>>

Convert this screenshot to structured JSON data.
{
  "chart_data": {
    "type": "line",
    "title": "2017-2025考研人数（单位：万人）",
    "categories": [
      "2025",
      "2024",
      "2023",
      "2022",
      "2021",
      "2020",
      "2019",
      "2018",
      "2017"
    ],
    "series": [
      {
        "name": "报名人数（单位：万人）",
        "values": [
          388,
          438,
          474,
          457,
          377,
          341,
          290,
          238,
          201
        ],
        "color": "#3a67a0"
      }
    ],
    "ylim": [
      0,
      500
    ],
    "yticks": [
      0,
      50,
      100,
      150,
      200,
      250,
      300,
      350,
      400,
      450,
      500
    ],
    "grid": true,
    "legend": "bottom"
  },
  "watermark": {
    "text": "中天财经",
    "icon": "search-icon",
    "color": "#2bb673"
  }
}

<<
>>

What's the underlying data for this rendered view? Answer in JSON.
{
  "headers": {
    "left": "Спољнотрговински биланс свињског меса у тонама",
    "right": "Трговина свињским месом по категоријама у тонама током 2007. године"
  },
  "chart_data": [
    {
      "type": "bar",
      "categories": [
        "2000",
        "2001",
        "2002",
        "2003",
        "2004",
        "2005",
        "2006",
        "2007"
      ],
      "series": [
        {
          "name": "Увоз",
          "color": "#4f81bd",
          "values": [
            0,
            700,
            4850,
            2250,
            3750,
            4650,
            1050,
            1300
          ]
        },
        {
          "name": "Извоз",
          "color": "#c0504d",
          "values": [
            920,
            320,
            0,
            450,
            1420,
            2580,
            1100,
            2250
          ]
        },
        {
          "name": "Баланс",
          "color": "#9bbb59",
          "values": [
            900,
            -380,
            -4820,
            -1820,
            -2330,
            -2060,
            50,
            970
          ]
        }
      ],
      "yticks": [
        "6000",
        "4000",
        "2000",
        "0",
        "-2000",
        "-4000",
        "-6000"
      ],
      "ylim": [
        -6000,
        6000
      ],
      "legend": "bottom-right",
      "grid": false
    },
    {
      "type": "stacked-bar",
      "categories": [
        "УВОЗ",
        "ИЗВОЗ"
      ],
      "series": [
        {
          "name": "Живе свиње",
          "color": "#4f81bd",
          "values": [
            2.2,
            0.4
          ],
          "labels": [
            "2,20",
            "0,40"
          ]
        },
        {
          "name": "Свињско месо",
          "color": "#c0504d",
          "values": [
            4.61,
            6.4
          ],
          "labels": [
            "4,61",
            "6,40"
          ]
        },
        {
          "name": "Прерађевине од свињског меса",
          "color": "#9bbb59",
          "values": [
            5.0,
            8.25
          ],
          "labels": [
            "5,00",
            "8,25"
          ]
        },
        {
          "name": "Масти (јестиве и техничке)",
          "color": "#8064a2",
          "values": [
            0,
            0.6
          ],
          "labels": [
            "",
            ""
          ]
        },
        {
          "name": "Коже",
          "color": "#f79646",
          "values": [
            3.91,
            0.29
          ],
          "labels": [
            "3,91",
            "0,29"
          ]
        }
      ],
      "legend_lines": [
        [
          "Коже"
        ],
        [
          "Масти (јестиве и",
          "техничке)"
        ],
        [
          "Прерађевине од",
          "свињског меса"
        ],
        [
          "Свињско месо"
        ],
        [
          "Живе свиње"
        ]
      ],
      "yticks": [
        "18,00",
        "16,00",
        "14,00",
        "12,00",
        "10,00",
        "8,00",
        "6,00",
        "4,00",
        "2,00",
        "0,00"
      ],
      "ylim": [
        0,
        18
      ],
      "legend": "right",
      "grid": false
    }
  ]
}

<<
>>

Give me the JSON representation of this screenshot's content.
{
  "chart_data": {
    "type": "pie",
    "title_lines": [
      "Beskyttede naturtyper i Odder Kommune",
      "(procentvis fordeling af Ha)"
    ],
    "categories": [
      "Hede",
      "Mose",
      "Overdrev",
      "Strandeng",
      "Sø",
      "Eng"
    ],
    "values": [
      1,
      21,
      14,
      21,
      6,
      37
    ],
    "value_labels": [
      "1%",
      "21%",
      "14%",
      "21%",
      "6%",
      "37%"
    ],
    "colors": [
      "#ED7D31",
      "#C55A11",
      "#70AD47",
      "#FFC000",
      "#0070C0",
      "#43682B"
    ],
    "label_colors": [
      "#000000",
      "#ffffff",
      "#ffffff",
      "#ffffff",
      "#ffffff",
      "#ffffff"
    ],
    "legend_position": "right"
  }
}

<<

== Stated problem ==
Return each line in the records that holds the string "свињског".

== Answer to the problem ==
    "left": "Спољнотрговински биланс свињског меса у тонама",
          "name": "Прерађевине од свињског меса",
          "свињског меса"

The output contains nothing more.